[Figure record listings]
+++

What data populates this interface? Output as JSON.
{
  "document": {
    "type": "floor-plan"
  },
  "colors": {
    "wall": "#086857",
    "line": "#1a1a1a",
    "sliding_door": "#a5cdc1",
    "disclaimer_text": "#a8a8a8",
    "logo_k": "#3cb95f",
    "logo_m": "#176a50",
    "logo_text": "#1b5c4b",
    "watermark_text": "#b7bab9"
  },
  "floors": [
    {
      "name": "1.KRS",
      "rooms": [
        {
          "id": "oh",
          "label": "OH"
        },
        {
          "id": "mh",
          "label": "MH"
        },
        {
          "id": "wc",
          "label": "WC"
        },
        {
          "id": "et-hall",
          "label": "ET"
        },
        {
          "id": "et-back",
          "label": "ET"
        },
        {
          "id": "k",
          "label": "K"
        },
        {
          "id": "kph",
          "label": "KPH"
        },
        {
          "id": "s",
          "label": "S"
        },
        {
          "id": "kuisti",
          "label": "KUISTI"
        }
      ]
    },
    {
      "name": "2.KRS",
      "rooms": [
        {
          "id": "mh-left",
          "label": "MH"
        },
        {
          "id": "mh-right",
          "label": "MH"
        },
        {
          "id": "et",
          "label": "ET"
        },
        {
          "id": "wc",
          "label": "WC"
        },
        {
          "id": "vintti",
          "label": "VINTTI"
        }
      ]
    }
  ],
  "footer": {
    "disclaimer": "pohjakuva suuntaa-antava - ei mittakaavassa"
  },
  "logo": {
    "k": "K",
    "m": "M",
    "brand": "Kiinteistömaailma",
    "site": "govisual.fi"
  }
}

+++

■ Stated task ■
Copy out every line of the data above, exactly as given.

■ Task result ■
What data populates this interface? Output as JSON.
{
  "document": {
    "type": "floor-plan"
  },
  "colors": {
    "wall": "#086857",
    "line": "#1a1a1a",
    "sliding_door": "#a5cdc1",
    "disclaimer_text": "#a8a8a8",
    "logo_k": "#3cb95f",
    "logo_m": "#176a50",
    "logo_text": "#1b5c4b",
    "watermark_text": "#b7bab9"
  },
  "floors": [
    {
      "name": "1.KRS",
      "rooms": [
        {
          "id": "oh",
          "label": "OH"
        },
        {
          "id": "mh",
          "label": "MH"
        },
        {
          "id": "wc",
          "label": "WC"
        },
        {
          "id": "et-hall",
          "label": "ET"
        },
        {
          "id": "et-back",
          "label": "ET"
        },
        {
          "id": "k",
          "label": "K"
        },
        {
          "id": "kph",
          "label": "KPH"
        },
        {
          "id": "s",
          "label": "S"
        },
        {
          "id": "kuisti",
          "label": "KUISTI"
        }
      ]
    },
    {
      "name": "2.KRS",
      "rooms": [
        {
          "id": "mh-left",
          "label": "MH"
        },
        {
          "id": "mh-right",
          "label": "MH"
        },
        {
          "id": "et",
          "label": "ET"
        },
        {
          "id": "wc",
          "label": "WC"
        },
        {
          "id": "vintti",
          "label": "VINTTI"
        }
      ]
    }
  ],
  "footer": {
    "disclaimer": "pohjakuva suuntaa-antava - ei mittakaavassa"
  },
  "logo": {
    "k": "K",
    "m": "M",
    "brand": "Kiinteistömaailma",
    "site": "govisual.fi"
  }
}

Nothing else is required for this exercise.